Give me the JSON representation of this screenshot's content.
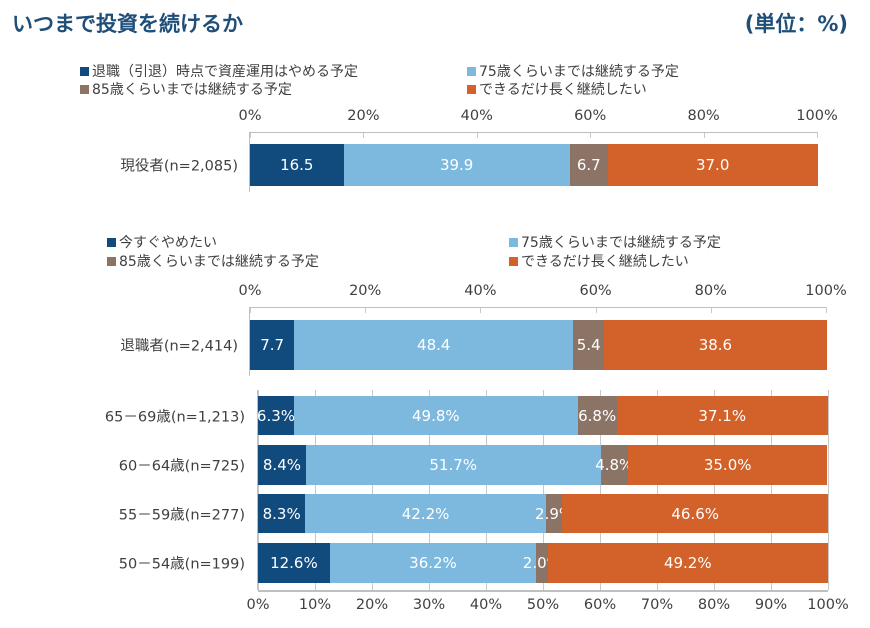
{
  "header": {
    "title": "いつまで投資を続けるか",
    "unit": "(単位：%)"
  },
  "colors": {
    "c1": "#114b7e",
    "c2": "#7db9de",
    "c3": "#8b7466",
    "c4": "#d2622a",
    "title": "#1f4e79"
  },
  "chart_data": [
    {
      "type": "bar",
      "orientation": "horizontal",
      "stacked": true,
      "legend": [
        "退職（引退）時点で資産運用はやめる予定",
        "75歳くらいまでは継続する予定",
        "85歳くらいまでは継続する予定",
        "できるだけ長く継続したい"
      ],
      "ticks": [
        "0%",
        "20%",
        "40%",
        "60%",
        "80%",
        "100%"
      ],
      "xlim": [
        0,
        100
      ],
      "grid": false,
      "categories": [
        "現役者(n=2,085)"
      ],
      "series": [
        {
          "name": "退職（引退）時点で資産運用はやめる予定",
          "values": [
            16.5
          ],
          "labels": [
            "16.5"
          ]
        },
        {
          "name": "75歳くらいまでは継続する予定",
          "values": [
            39.9
          ],
          "labels": [
            "39.9"
          ]
        },
        {
          "name": "85歳くらいまでは継続する予定",
          "values": [
            6.7
          ],
          "labels": [
            "6.7"
          ]
        },
        {
          "name": "できるだけ長く継続したい",
          "values": [
            37.0
          ],
          "labels": [
            "37.0"
          ]
        }
      ]
    },
    {
      "type": "bar",
      "orientation": "horizontal",
      "stacked": true,
      "legend": [
        "今すぐやめたい",
        "75歳くらいまでは継続する予定",
        "85歳くらいまでは継続する予定",
        "できるだけ長く継続したい"
      ],
      "ticks": [
        "0%",
        "20%",
        "40%",
        "60%",
        "80%",
        "100%"
      ],
      "xlim": [
        0,
        100
      ],
      "grid": false,
      "categories": [
        "退職者(n=2,414)"
      ],
      "series": [
        {
          "name": "今すぐやめたい",
          "values": [
            7.7
          ],
          "labels": [
            "7.7"
          ]
        },
        {
          "name": "75歳くらいまでは継続する予定",
          "values": [
            48.4
          ],
          "labels": [
            "48.4"
          ]
        },
        {
          "name": "85歳くらいまでは継続する予定",
          "values": [
            5.4
          ],
          "labels": [
            "5.4"
          ]
        },
        {
          "name": "できるだけ長く継続したい",
          "values": [
            38.6
          ],
          "labels": [
            "38.6"
          ]
        }
      ]
    },
    {
      "type": "bar",
      "orientation": "horizontal",
      "stacked": true,
      "ticks": [
        "0%",
        "10%",
        "20%",
        "30%",
        "40%",
        "50%",
        "60%",
        "70%",
        "80%",
        "90%",
        "100%"
      ],
      "xlim": [
        0,
        100
      ],
      "grid": true,
      "categories": [
        "65－69歳(n=1,213)",
        "60－64歳(n=725)",
        "55－59歳(n=277)",
        "50－54歳(n=199)"
      ],
      "series": [
        {
          "values": [
            6.3,
            8.4,
            8.3,
            12.6
          ],
          "labels": [
            "6.3%",
            "8.4%",
            "8.3%",
            "12.6%"
          ]
        },
        {
          "values": [
            49.8,
            51.7,
            42.2,
            36.2
          ],
          "labels": [
            "49.8%",
            "51.7%",
            "42.2%",
            "36.2%"
          ]
        },
        {
          "values": [
            6.8,
            4.8,
            2.9,
            2.0
          ],
          "labels": [
            "6.8%",
            "4.8%",
            "2.9%",
            "2.0%"
          ]
        },
        {
          "values": [
            37.1,
            35.0,
            46.6,
            49.2
          ],
          "labels": [
            "37.1%",
            "35.0%",
            "46.6%",
            "49.2%"
          ]
        }
      ]
    }
  ]
}
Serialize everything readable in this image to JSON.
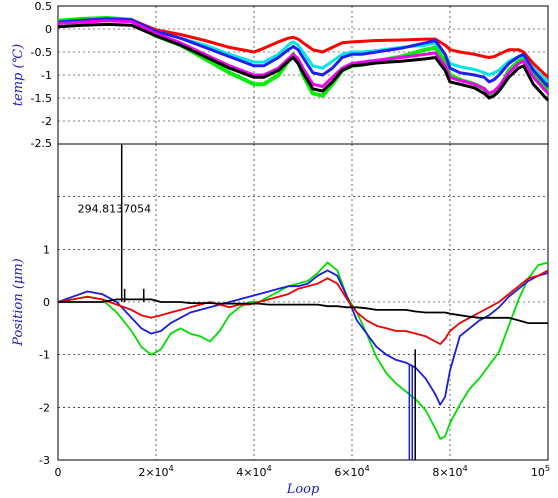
{
  "chart_data": [
    {
      "type": "line",
      "ylabel": "temp (℃)",
      "xlim": [
        0,
        100000
      ],
      "ylim": [
        -2.5,
        0.5
      ],
      "yticks": [
        "0.5",
        "0",
        "-0.5",
        "-1",
        "-1.5",
        "-2"
      ],
      "bottom_label": "-2.5",
      "grid": true,
      "x": [
        0,
        5000,
        10000,
        15000,
        20000,
        25000,
        30000,
        35000,
        40000,
        42000,
        45000,
        47000,
        48000,
        49000,
        50000,
        52000,
        54000,
        56000,
        58000,
        60000,
        62000,
        65000,
        70000,
        75000,
        77000,
        79000,
        80000,
        82000,
        85000,
        87000,
        88000,
        89000,
        90000,
        92000,
        94000,
        95000,
        97000,
        100000
      ],
      "series": [
        {
          "color": "#00ee00",
          "values": [
            0.18,
            0.22,
            0.24,
            0.2,
            -0.15,
            -0.35,
            -0.65,
            -0.95,
            -1.2,
            -1.2,
            -1.0,
            -0.7,
            -0.55,
            -0.7,
            -1.0,
            -1.4,
            -1.45,
            -1.2,
            -0.9,
            -0.8,
            -0.78,
            -0.7,
            -0.6,
            -0.45,
            -0.4,
            -0.7,
            -1.0,
            -1.1,
            -1.2,
            -1.3,
            -1.45,
            -1.4,
            -1.3,
            -0.9,
            -0.7,
            -0.65,
            -1.0,
            -1.35
          ]
        },
        {
          "color": "#ff0000",
          "values": [
            0.14,
            0.18,
            0.2,
            0.2,
            -0.02,
            -0.12,
            -0.25,
            -0.4,
            -0.5,
            -0.42,
            -0.28,
            -0.2,
            -0.18,
            -0.22,
            -0.3,
            -0.45,
            -0.5,
            -0.4,
            -0.3,
            -0.28,
            -0.27,
            -0.25,
            -0.24,
            -0.22,
            -0.22,
            -0.35,
            -0.45,
            -0.5,
            -0.55,
            -0.6,
            -0.62,
            -0.6,
            -0.55,
            -0.45,
            -0.45,
            -0.5,
            -0.75,
            -1.05
          ]
        },
        {
          "color": "#00e5e5",
          "values": [
            0.14,
            0.17,
            0.2,
            0.18,
            -0.05,
            -0.2,
            -0.35,
            -0.55,
            -0.72,
            -0.72,
            -0.55,
            -0.35,
            -0.28,
            -0.35,
            -0.5,
            -0.8,
            -0.85,
            -0.7,
            -0.55,
            -0.5,
            -0.5,
            -0.47,
            -0.4,
            -0.35,
            -0.3,
            -0.55,
            -0.75,
            -0.82,
            -0.88,
            -0.95,
            -1.0,
            -0.95,
            -0.9,
            -0.7,
            -0.6,
            -0.6,
            -0.85,
            -1.15
          ]
        },
        {
          "color": "#2020ee",
          "values": [
            0.15,
            0.19,
            0.22,
            0.2,
            -0.05,
            -0.2,
            -0.4,
            -0.6,
            -0.8,
            -0.8,
            -0.62,
            -0.45,
            -0.38,
            -0.45,
            -0.62,
            -0.95,
            -1.0,
            -0.85,
            -0.62,
            -0.55,
            -0.55,
            -0.5,
            -0.42,
            -0.3,
            -0.25,
            -0.55,
            -0.85,
            -0.95,
            -1.0,
            -1.05,
            -1.15,
            -1.1,
            -1.0,
            -0.75,
            -0.6,
            -0.55,
            -0.9,
            -1.25
          ]
        },
        {
          "color": "#ee00ee",
          "values": [
            0.12,
            0.15,
            0.18,
            0.16,
            -0.1,
            -0.3,
            -0.55,
            -0.8,
            -1.0,
            -1.0,
            -0.85,
            -0.65,
            -0.55,
            -0.65,
            -0.85,
            -1.2,
            -1.25,
            -1.05,
            -0.85,
            -0.75,
            -0.72,
            -0.68,
            -0.62,
            -0.55,
            -0.52,
            -0.8,
            -1.05,
            -1.12,
            -1.2,
            -1.3,
            -1.4,
            -1.35,
            -1.25,
            -0.95,
            -0.75,
            -0.7,
            -1.05,
            -1.4
          ]
        },
        {
          "color": "#000000",
          "values": [
            0.05,
            0.08,
            0.1,
            0.08,
            -0.15,
            -0.35,
            -0.6,
            -0.85,
            -1.05,
            -1.05,
            -0.9,
            -0.7,
            -0.62,
            -0.75,
            -0.95,
            -1.3,
            -1.35,
            -1.15,
            -0.9,
            -0.8,
            -0.78,
            -0.74,
            -0.7,
            -0.65,
            -0.62,
            -0.9,
            -1.15,
            -1.2,
            -1.28,
            -1.4,
            -1.5,
            -1.45,
            -1.35,
            -1.05,
            -0.85,
            -0.8,
            -1.2,
            -1.55
          ]
        }
      ]
    },
    {
      "type": "line",
      "ylabel": "Position (μm)",
      "xlabel": "Loop",
      "xlim": [
        0,
        100000
      ],
      "ylim": [
        -3,
        3
      ],
      "xticks": [
        {
          "value": 0,
          "mantissa": "0",
          "exp": ""
        },
        {
          "value": 20000,
          "mantissa": "2×10",
          "exp": "4"
        },
        {
          "value": 40000,
          "mantissa": "4×10",
          "exp": "4"
        },
        {
          "value": 60000,
          "mantissa": "6×10",
          "exp": "4"
        },
        {
          "value": 80000,
          "mantissa": "8×10",
          "exp": "4"
        },
        {
          "value": 100000,
          "mantissa": "10",
          "exp": "5"
        }
      ],
      "yticks": [
        "1",
        "0",
        "-1",
        "-2",
        "-3"
      ],
      "annotation": {
        "text": "294.8137054",
        "x": 4000,
        "y": 1.7
      },
      "grid": true,
      "x": [
        0,
        3000,
        6000,
        9000,
        12000,
        15000,
        17000,
        19000,
        21000,
        23000,
        25000,
        27000,
        29000,
        31000,
        33000,
        35000,
        37000,
        39000,
        41000,
        43000,
        45000,
        47000,
        49000,
        51000,
        53000,
        55000,
        57000,
        59000,
        61000,
        63000,
        65000,
        67000,
        69000,
        71000,
        73000,
        75000,
        77000,
        78000,
        79000,
        80000,
        82000,
        84000,
        86000,
        88000,
        90000,
        92000,
        94000,
        96000,
        98000,
        100000
      ],
      "series": [
        {
          "color": "#00dd00",
          "values": [
            0.0,
            0.05,
            0.1,
            0.05,
            -0.2,
            -0.55,
            -0.85,
            -1.0,
            -0.9,
            -0.6,
            -0.5,
            -0.6,
            -0.65,
            -0.75,
            -0.55,
            -0.25,
            -0.1,
            0.0,
            0.0,
            0.1,
            0.2,
            0.3,
            0.35,
            0.4,
            0.55,
            0.75,
            0.6,
            0.1,
            -0.2,
            -0.6,
            -1.05,
            -1.35,
            -1.55,
            -1.7,
            -1.85,
            -2.05,
            -2.4,
            -2.6,
            -2.55,
            -2.3,
            -1.95,
            -1.65,
            -1.45,
            -1.2,
            -0.95,
            -0.45,
            0.05,
            0.45,
            0.7,
            0.75
          ]
        },
        {
          "color": "#1c1cdd",
          "values": [
            0.0,
            0.1,
            0.2,
            0.15,
            0.0,
            -0.3,
            -0.5,
            -0.6,
            -0.55,
            -0.4,
            -0.3,
            -0.2,
            -0.15,
            -0.1,
            -0.05,
            0.0,
            0.05,
            0.1,
            0.15,
            0.2,
            0.25,
            0.3,
            0.3,
            0.35,
            0.5,
            0.6,
            0.5,
            0.1,
            -0.35,
            -0.6,
            -0.85,
            -1.0,
            -1.1,
            -1.15,
            -1.25,
            -1.45,
            -1.75,
            -1.95,
            -1.8,
            -1.3,
            -0.65,
            -0.5,
            -0.35,
            -0.25,
            -0.1,
            0.1,
            0.25,
            0.4,
            0.5,
            0.55
          ]
        },
        {
          "color": "#ee0000",
          "values": [
            0.0,
            0.05,
            0.1,
            0.05,
            -0.05,
            -0.15,
            -0.25,
            -0.3,
            -0.25,
            -0.2,
            -0.15,
            -0.1,
            -0.05,
            0.0,
            -0.05,
            -0.1,
            -0.05,
            -0.05,
            0.0,
            0.05,
            0.1,
            0.15,
            0.25,
            0.3,
            0.35,
            0.45,
            0.35,
            0.05,
            -0.2,
            -0.35,
            -0.45,
            -0.5,
            -0.55,
            -0.55,
            -0.6,
            -0.65,
            -0.75,
            -0.8,
            -0.7,
            -0.55,
            -0.4,
            -0.3,
            -0.2,
            -0.1,
            0.0,
            0.15,
            0.3,
            0.45,
            0.5,
            0.6
          ]
        },
        {
          "color": "#000000",
          "values": [
            0.0,
            0.0,
            0.0,
            0.0,
            0.05,
            0.05,
            0.05,
            0.05,
            0.0,
            0.0,
            0.0,
            -0.02,
            -0.02,
            -0.02,
            -0.03,
            -0.03,
            -0.03,
            -0.03,
            -0.03,
            -0.05,
            -0.05,
            -0.05,
            -0.05,
            -0.05,
            -0.05,
            -0.08,
            -0.08,
            -0.1,
            -0.1,
            -0.12,
            -0.15,
            -0.15,
            -0.15,
            -0.15,
            -0.18,
            -0.2,
            -0.2,
            -0.2,
            -0.2,
            -0.22,
            -0.25,
            -0.28,
            -0.3,
            -0.3,
            -0.3,
            -0.3,
            -0.35,
            -0.4,
            -0.4,
            -0.4
          ]
        }
      ],
      "spikes": [
        {
          "color": "#000000",
          "x": 13000,
          "y0": 0.0,
          "y1": 3.0
        },
        {
          "color": "#000000",
          "x": 13600,
          "y0": 0.0,
          "y1": 0.25
        },
        {
          "color": "#000000",
          "x": 17500,
          "y0": 0.0,
          "y1": 0.25
        },
        {
          "color": "#1c1cdd",
          "x": 71700,
          "y0": -1.2,
          "y1": -3.0
        },
        {
          "color": "#1c1cdd",
          "x": 72300,
          "y0": -1.2,
          "y1": -3.0
        },
        {
          "color": "#000000",
          "x": 72900,
          "y0": -0.9,
          "y1": -3.0
        }
      ]
    }
  ]
}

_TASK STATEMENT_: In the lines above, locate the string "mantissa". Copy every line where it occurs.

_THE COMPLETED TASK_:
          "mantissa": "0",
          "mantissa": "2×10",
          "mantissa": "4×10",
          "mantissa": "6×10",
          "mantissa": "8×10",
          "mantissa": "10",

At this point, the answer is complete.